--- BEGIN DATA RECORDS ---
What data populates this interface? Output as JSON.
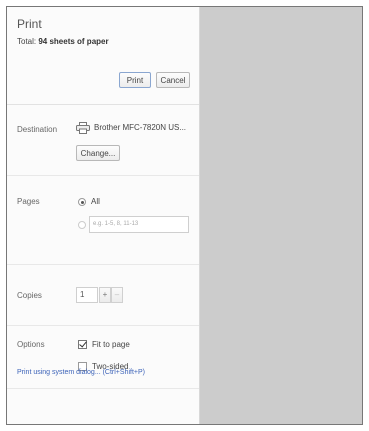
{
  "header": {
    "title": "Print",
    "summary_prefix": "Total: ",
    "summary_value": "94 sheets of paper",
    "print_label": "Print",
    "cancel_label": "Cancel"
  },
  "destination": {
    "label": "Destination",
    "printer_name": "Brother MFC-7820N US...",
    "change_label": "Change..."
  },
  "pages": {
    "label": "Pages",
    "all_label": "All",
    "range_placeholder": "e.g. 1-5, 8, 11-13"
  },
  "copies": {
    "label": "Copies",
    "value": "1",
    "plus_label": "+",
    "minus_label": "–"
  },
  "options": {
    "label": "Options",
    "fit_label": "Fit to page",
    "two_sided_label": "Two-sided"
  },
  "footer": {
    "system_dialog_link": "Print using system dialog... (Ctrl+Shift+P)"
  },
  "colors": {
    "preview_bg": "#cccccc",
    "link": "#3b62b8"
  }
}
--- END DATA RECORDS ---
**SHORT TASK:** In your copy, leave out the pictures and reproduce the material above exactly.

**SOLUTION TO THIS TASK:**
What data populates this interface? Output as JSON.
{
  "header": {
    "title": "Print",
    "summary_prefix": "Total: ",
    "summary_value": "94 sheets of paper",
    "print_label": "Print",
    "cancel_label": "Cancel"
  },
  "destination": {
    "label": "Destination",
    "printer_name": "Brother MFC-7820N US...",
    "change_label": "Change..."
  },
  "pages": {
    "label": "Pages",
    "all_label": "All",
    "range_placeholder": "e.g. 1-5, 8, 11-13"
  },
  "copies": {
    "label": "Copies",
    "value": "1",
    "plus_label": "+",
    "minus_label": "–"
  },
  "options": {
    "label": "Options",
    "fit_label": "Fit to page",
    "two_sided_label": "Two-sided"
  },
  "footer": {
    "system_dialog_link": "Print using system dialog... (Ctrl+Shift+P)"
  },
  "colors": {
    "preview_bg": "#cccccc",
    "link": "#3b62b8"
  }
}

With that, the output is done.